◆ **EXERCISE DIRECTIONS**:
Read the records below. Copy each line where the string "years" occurs.

◆ **RECORDS SUPPLIED**:
----
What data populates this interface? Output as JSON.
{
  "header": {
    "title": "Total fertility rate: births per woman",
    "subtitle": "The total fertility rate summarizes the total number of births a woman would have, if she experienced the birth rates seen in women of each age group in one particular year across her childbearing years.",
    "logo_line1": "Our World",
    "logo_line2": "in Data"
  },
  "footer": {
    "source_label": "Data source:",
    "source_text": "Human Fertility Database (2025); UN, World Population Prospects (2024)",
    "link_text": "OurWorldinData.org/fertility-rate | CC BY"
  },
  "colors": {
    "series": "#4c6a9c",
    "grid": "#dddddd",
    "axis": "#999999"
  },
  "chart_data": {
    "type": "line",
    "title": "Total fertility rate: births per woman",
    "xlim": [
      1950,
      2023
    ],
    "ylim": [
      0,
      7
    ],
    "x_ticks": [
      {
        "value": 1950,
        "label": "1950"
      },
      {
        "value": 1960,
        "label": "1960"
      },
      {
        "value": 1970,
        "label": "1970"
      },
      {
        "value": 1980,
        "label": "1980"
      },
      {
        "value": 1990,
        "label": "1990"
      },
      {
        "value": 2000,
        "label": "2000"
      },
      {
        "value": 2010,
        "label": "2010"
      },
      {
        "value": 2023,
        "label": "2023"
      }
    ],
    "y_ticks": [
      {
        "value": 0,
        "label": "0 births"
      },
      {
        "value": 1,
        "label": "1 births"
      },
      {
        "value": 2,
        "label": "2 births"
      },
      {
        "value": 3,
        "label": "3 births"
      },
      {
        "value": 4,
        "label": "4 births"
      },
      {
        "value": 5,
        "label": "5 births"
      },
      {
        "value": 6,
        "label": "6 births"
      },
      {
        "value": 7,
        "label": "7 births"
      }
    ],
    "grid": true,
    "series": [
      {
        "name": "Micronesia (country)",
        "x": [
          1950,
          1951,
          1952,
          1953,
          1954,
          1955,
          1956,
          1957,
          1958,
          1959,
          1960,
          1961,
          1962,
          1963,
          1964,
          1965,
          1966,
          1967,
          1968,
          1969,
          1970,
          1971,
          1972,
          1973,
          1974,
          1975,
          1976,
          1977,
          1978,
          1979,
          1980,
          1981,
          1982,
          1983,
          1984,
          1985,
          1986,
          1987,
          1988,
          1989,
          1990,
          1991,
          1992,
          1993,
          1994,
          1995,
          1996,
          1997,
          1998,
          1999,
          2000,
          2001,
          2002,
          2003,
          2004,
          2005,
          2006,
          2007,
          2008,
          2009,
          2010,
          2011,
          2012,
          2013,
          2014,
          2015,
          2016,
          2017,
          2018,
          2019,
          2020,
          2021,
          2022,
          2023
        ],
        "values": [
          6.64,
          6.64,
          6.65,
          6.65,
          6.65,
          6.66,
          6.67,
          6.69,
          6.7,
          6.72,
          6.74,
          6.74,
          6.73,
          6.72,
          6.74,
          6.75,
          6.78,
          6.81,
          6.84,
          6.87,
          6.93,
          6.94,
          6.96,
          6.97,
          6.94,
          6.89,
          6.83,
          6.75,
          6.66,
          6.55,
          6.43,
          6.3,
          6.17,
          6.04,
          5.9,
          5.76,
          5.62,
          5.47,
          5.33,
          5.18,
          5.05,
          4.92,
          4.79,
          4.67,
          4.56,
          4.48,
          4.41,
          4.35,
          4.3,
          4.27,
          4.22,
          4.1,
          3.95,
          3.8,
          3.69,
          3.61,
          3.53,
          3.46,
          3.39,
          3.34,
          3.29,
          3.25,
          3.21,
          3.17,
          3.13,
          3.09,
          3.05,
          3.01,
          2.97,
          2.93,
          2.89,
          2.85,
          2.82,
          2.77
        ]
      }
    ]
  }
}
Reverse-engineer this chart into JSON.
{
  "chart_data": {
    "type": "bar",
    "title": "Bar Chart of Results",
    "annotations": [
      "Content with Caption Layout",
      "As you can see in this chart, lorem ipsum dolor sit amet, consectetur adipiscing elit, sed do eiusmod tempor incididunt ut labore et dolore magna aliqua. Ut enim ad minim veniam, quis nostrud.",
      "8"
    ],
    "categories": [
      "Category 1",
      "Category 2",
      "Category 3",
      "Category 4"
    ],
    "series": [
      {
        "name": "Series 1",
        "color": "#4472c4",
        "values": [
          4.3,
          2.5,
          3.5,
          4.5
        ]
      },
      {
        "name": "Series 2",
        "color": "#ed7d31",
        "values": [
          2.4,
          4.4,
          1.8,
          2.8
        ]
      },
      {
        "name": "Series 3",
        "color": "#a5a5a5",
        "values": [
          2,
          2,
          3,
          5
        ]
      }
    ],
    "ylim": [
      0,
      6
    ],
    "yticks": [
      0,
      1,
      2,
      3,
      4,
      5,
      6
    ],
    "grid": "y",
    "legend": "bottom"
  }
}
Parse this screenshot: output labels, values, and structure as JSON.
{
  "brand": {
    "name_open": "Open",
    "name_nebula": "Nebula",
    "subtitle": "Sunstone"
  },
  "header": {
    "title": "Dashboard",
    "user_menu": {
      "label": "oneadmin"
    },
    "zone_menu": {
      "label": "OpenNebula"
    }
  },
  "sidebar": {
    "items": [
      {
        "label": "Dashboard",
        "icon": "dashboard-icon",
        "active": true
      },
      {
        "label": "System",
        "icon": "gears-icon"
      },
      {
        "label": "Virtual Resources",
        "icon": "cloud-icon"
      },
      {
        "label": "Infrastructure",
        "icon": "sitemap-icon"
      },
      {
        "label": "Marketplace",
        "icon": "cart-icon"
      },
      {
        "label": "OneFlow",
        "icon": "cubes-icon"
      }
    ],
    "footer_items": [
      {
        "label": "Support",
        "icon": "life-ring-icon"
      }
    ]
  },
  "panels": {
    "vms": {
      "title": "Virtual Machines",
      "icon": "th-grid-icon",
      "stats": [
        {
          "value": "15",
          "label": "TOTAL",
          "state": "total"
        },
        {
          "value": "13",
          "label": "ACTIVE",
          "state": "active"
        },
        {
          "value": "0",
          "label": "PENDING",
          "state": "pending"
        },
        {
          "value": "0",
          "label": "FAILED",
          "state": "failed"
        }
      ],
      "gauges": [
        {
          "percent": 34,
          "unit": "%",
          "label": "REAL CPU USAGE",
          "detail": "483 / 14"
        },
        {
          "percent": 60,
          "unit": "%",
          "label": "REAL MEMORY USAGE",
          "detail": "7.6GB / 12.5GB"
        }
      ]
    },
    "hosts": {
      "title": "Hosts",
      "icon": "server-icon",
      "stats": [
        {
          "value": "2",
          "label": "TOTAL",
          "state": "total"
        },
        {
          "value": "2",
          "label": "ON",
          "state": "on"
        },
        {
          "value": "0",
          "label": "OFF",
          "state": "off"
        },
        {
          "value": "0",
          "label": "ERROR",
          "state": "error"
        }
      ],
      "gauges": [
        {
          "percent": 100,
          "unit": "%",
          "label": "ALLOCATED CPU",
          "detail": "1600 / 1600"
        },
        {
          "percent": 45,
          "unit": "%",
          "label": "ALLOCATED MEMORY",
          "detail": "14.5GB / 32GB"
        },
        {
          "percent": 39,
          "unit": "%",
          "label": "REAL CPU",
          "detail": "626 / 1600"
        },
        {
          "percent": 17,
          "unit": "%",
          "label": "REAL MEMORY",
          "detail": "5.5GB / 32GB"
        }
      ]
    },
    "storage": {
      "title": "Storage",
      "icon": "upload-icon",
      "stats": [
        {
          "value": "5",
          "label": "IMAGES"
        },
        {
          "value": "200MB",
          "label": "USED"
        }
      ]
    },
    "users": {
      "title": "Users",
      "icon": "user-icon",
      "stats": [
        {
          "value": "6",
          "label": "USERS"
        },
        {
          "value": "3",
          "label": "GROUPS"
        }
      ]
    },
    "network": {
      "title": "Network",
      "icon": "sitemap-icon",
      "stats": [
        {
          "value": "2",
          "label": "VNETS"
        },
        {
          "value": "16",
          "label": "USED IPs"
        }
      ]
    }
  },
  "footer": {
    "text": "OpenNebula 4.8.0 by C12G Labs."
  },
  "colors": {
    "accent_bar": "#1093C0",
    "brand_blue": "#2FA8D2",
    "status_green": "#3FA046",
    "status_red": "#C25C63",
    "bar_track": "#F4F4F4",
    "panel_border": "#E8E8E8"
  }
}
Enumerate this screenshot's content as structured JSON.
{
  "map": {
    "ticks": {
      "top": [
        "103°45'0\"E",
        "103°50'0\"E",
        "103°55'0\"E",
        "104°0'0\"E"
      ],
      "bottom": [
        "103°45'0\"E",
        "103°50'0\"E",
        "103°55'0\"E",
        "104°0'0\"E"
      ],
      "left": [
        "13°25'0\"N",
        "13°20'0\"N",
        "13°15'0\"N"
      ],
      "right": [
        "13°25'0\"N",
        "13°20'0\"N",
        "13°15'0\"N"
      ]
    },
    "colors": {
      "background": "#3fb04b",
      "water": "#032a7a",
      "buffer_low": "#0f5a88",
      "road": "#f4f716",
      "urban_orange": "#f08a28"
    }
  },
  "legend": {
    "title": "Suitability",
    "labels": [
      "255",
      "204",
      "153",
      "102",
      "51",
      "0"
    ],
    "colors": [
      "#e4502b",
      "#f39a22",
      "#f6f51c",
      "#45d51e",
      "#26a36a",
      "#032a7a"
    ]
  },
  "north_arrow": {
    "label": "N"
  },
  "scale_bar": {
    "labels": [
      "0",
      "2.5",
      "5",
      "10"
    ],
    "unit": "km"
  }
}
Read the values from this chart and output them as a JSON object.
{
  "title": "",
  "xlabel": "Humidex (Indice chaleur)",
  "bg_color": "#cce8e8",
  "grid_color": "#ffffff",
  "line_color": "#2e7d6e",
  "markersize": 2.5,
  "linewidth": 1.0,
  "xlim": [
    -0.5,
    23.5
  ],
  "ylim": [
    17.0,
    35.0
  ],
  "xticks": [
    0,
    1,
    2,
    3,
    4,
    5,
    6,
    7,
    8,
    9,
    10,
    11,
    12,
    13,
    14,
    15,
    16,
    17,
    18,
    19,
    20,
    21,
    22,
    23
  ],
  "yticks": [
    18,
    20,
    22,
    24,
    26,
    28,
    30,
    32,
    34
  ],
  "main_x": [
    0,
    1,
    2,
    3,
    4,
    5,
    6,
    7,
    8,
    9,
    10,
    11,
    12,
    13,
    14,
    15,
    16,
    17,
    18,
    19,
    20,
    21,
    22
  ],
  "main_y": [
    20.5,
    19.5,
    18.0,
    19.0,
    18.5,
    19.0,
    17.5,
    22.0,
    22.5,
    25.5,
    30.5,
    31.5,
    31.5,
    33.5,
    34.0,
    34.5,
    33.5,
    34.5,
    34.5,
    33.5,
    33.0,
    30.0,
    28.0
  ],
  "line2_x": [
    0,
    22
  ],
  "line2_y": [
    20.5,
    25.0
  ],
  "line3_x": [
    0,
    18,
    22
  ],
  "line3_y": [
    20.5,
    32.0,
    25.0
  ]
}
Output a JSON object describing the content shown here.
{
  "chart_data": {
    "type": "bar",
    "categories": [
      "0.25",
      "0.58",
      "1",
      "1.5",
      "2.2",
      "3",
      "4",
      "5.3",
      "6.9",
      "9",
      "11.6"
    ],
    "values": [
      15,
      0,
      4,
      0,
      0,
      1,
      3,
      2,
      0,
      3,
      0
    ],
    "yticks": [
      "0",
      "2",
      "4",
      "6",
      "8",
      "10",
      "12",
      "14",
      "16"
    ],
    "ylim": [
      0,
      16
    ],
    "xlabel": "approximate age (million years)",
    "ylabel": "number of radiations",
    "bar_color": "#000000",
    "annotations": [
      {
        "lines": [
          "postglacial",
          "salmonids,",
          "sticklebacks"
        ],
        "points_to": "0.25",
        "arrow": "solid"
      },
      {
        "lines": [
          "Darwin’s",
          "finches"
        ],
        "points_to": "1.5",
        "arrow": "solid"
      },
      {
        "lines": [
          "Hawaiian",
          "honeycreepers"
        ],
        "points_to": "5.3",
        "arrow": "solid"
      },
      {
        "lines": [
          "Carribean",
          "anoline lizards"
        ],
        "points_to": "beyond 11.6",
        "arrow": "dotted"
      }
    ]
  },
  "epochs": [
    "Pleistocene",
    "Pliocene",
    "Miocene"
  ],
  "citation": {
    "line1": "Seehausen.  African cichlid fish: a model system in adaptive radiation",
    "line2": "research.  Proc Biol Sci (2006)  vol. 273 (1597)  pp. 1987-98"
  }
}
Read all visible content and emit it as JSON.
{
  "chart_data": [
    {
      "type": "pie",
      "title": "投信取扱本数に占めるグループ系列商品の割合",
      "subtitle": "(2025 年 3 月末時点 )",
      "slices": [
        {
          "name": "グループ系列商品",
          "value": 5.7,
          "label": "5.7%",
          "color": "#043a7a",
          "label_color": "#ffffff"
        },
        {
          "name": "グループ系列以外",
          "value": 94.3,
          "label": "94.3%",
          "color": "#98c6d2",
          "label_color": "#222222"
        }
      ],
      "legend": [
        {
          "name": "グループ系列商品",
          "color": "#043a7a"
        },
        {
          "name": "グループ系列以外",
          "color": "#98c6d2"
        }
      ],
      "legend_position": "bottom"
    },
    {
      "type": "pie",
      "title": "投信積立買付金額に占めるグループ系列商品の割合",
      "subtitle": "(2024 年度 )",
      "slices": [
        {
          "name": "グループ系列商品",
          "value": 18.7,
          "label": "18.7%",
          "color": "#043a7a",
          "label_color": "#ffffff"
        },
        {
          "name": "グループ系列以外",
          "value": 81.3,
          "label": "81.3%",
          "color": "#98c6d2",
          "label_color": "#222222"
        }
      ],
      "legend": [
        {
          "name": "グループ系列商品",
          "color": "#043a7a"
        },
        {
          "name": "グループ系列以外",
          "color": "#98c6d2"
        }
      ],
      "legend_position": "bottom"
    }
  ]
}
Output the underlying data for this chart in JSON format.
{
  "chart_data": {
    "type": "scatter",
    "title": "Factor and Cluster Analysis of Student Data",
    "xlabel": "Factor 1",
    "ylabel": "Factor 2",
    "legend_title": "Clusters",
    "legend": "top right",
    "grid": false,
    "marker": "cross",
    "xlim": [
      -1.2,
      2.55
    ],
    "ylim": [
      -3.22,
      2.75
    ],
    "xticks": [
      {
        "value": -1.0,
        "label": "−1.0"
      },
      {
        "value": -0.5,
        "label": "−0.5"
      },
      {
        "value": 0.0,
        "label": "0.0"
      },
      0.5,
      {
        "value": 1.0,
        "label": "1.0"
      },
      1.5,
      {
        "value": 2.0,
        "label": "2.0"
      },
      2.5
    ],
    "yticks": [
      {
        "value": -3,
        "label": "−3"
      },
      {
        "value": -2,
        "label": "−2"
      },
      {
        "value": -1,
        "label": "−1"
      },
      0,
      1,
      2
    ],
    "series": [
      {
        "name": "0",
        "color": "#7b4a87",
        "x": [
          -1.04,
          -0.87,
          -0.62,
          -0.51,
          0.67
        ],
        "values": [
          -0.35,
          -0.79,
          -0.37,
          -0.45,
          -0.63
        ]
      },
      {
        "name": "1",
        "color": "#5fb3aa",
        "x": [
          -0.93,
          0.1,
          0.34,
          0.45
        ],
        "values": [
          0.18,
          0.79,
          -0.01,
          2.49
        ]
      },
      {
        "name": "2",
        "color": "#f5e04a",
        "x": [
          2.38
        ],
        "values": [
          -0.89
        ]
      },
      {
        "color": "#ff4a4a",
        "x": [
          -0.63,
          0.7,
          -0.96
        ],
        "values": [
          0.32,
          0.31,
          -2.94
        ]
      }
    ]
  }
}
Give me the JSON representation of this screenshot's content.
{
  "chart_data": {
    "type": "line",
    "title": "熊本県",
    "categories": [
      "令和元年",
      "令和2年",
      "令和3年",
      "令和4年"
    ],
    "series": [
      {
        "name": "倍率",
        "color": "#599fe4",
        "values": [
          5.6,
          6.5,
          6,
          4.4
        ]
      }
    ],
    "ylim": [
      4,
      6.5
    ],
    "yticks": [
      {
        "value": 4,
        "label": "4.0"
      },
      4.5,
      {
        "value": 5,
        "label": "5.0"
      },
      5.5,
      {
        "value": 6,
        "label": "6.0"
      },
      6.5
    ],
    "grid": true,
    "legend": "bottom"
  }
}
----
◆ **COMPLETED TASK**:
    "subtitle": "The total fertility rate summarizes the total number of births a woman would have, if she experienced the birth rates seen in women of each age group in one particular year across her childbearing years.",
    "xlabel": "approximate age (million years)",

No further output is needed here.